--- The problem ---
Only a number is wanted: the count of lines in this listing that contain "Gini".

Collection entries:
<<<<
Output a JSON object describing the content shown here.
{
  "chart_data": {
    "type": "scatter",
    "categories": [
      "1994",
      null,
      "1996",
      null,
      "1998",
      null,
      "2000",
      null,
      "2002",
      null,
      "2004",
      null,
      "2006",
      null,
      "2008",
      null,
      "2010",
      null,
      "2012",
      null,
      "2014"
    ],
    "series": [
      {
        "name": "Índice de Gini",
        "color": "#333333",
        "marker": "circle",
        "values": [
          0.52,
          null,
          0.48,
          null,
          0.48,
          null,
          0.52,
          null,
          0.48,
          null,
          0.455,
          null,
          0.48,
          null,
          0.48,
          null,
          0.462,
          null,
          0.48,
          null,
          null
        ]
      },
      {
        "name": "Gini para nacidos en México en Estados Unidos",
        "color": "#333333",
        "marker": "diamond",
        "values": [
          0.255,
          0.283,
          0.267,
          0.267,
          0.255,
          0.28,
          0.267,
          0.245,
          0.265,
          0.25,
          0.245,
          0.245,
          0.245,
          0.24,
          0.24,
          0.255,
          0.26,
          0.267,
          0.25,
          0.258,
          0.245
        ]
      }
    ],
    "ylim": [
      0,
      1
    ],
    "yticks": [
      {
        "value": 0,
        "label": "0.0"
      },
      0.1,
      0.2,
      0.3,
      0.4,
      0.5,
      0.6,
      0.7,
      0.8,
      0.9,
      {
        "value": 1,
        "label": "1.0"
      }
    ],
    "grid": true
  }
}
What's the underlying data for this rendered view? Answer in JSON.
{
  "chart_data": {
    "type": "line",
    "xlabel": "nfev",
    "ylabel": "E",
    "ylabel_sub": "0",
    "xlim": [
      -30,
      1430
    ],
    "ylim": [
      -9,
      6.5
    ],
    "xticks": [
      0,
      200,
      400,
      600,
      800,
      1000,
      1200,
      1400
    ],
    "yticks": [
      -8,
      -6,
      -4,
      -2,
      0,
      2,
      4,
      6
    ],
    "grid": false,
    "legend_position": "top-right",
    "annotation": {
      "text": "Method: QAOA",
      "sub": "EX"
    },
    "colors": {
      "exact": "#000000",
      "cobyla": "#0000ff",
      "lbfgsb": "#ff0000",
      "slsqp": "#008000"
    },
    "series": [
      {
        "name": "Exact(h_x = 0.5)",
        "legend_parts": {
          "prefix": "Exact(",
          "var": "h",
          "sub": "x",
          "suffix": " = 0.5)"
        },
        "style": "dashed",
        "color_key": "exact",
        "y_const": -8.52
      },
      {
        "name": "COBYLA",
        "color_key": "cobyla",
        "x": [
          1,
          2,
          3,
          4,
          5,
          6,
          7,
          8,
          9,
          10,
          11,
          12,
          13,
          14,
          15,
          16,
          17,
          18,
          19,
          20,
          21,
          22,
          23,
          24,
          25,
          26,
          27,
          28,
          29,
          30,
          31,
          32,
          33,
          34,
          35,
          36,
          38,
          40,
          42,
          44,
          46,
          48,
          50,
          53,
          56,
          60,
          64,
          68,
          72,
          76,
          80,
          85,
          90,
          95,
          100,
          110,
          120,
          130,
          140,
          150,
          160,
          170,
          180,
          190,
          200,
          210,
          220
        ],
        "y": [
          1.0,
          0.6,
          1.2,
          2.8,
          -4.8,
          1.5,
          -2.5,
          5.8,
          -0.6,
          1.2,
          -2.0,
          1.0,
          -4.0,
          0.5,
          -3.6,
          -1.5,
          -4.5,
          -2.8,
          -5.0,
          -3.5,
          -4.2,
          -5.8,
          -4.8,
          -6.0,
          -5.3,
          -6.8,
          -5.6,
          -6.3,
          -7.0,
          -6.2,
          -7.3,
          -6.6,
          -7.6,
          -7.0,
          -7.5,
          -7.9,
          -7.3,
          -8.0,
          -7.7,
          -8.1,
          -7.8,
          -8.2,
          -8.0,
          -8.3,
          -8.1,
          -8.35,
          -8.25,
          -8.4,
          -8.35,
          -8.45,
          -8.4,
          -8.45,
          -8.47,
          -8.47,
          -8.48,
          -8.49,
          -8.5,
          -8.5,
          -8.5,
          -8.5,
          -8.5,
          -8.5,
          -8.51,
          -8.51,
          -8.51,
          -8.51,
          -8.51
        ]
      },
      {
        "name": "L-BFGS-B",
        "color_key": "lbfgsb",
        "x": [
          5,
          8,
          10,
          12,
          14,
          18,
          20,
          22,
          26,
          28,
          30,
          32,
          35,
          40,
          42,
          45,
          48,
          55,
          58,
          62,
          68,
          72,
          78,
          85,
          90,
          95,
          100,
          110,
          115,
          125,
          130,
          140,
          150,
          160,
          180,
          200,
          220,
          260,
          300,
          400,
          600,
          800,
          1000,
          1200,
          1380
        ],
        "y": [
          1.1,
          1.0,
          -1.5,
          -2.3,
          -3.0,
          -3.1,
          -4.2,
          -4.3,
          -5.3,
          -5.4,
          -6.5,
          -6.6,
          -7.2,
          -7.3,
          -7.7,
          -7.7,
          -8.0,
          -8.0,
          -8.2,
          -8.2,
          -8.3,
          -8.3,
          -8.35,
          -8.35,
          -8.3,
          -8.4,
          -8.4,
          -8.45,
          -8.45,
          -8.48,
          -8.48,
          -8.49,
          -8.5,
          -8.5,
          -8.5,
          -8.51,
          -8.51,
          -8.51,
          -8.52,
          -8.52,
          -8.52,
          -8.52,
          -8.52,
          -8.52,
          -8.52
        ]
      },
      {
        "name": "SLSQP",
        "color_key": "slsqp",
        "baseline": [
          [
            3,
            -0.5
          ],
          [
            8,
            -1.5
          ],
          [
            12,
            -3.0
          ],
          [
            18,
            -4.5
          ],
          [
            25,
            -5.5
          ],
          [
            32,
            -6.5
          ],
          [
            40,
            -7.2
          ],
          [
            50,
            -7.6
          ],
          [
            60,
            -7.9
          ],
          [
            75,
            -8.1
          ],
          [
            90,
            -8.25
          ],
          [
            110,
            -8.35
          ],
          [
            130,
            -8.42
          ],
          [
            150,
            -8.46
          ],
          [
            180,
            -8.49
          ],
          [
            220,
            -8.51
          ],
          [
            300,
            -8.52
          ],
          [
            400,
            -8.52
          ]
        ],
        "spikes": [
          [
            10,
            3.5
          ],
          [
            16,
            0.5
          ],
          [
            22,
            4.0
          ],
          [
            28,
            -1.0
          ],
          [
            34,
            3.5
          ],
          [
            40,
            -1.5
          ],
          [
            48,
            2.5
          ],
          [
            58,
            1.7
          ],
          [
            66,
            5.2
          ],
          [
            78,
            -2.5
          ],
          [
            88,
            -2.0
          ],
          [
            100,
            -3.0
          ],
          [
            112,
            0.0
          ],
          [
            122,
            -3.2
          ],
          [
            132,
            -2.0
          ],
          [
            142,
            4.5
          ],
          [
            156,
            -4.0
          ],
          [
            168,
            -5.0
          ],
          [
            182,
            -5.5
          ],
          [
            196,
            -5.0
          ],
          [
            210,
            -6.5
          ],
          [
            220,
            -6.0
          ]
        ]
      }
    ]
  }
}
>>>>
--- Right answer ---
2